Direction> Repeat every record below exactly, leaving out the pictures.

___

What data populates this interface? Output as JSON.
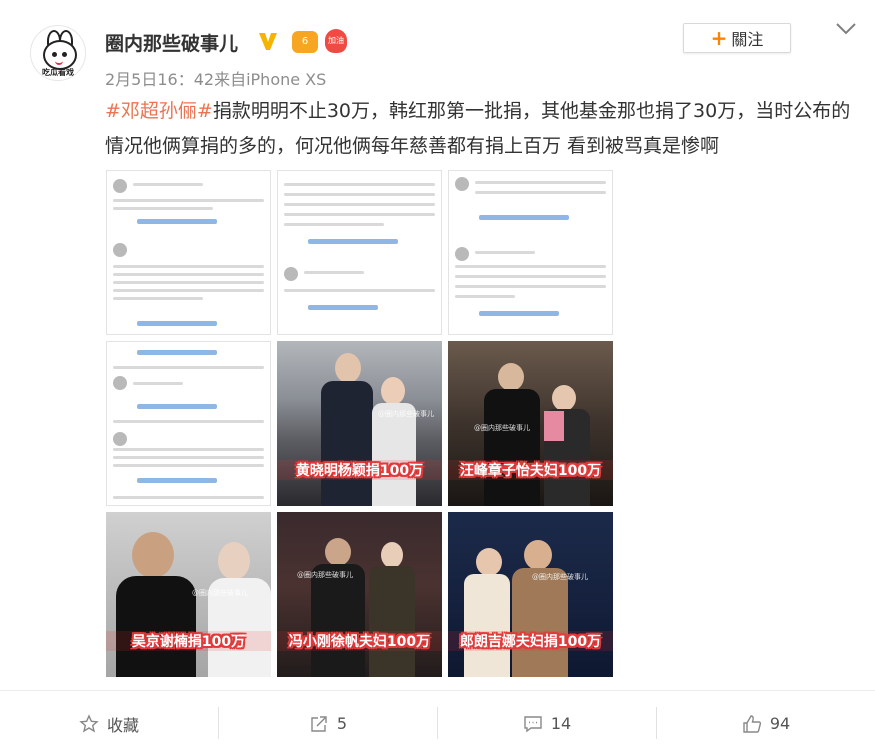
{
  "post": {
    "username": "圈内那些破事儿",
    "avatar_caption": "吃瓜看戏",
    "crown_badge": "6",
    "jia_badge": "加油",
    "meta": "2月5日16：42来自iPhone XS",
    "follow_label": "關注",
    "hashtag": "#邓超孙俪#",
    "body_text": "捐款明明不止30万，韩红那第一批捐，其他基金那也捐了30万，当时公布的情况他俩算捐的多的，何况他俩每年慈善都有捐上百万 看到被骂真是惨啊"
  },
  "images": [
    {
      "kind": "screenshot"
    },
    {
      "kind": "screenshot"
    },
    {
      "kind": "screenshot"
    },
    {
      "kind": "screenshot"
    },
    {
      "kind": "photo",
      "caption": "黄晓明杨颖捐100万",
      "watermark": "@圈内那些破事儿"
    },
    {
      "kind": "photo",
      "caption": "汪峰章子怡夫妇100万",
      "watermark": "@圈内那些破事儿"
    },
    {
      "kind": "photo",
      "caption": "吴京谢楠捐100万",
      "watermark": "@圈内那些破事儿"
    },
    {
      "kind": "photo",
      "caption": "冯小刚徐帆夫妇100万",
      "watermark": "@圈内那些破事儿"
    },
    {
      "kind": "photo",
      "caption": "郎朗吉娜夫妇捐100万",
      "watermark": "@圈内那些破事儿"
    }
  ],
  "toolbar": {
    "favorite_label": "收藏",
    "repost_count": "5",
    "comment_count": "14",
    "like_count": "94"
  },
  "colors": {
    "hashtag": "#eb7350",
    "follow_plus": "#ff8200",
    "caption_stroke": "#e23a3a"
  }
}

___

Expected answer>
What data populates this interface? Output as JSON.
{
  "post": {
    "username": "圈内那些破事儿",
    "avatar_caption": "吃瓜看戏",
    "crown_badge": "6",
    "jia_badge": "加油",
    "meta": "2月5日16：42来自iPhone XS",
    "follow_label": "關注",
    "hashtag": "#邓超孙俪#",
    "body_text": "捐款明明不止30万，韩红那第一批捐，其他基金那也捐了30万，当时公布的情况他俩算捐的多的，何况他俩每年慈善都有捐上百万 看到被骂真是惨啊"
  },
  "images": [
    {
      "kind": "screenshot"
    },
    {
      "kind": "screenshot"
    },
    {
      "kind": "screenshot"
    },
    {
      "kind": "screenshot"
    },
    {
      "kind": "photo",
      "caption": "黄晓明杨颖捐100万",
      "watermark": "@圈内那些破事儿"
    },
    {
      "kind": "photo",
      "caption": "汪峰章子怡夫妇100万",
      "watermark": "@圈内那些破事儿"
    },
    {
      "kind": "photo",
      "caption": "吴京谢楠捐100万",
      "watermark": "@圈内那些破事儿"
    },
    {
      "kind": "photo",
      "caption": "冯小刚徐帆夫妇100万",
      "watermark": "@圈内那些破事儿"
    },
    {
      "kind": "photo",
      "caption": "郎朗吉娜夫妇捐100万",
      "watermark": "@圈内那些破事儿"
    }
  ],
  "toolbar": {
    "favorite_label": "收藏",
    "repost_count": "5",
    "comment_count": "14",
    "like_count": "94"
  },
  "colors": {
    "hashtag": "#eb7350",
    "follow_plus": "#ff8200",
    "caption_stroke": "#e23a3a"
  }
}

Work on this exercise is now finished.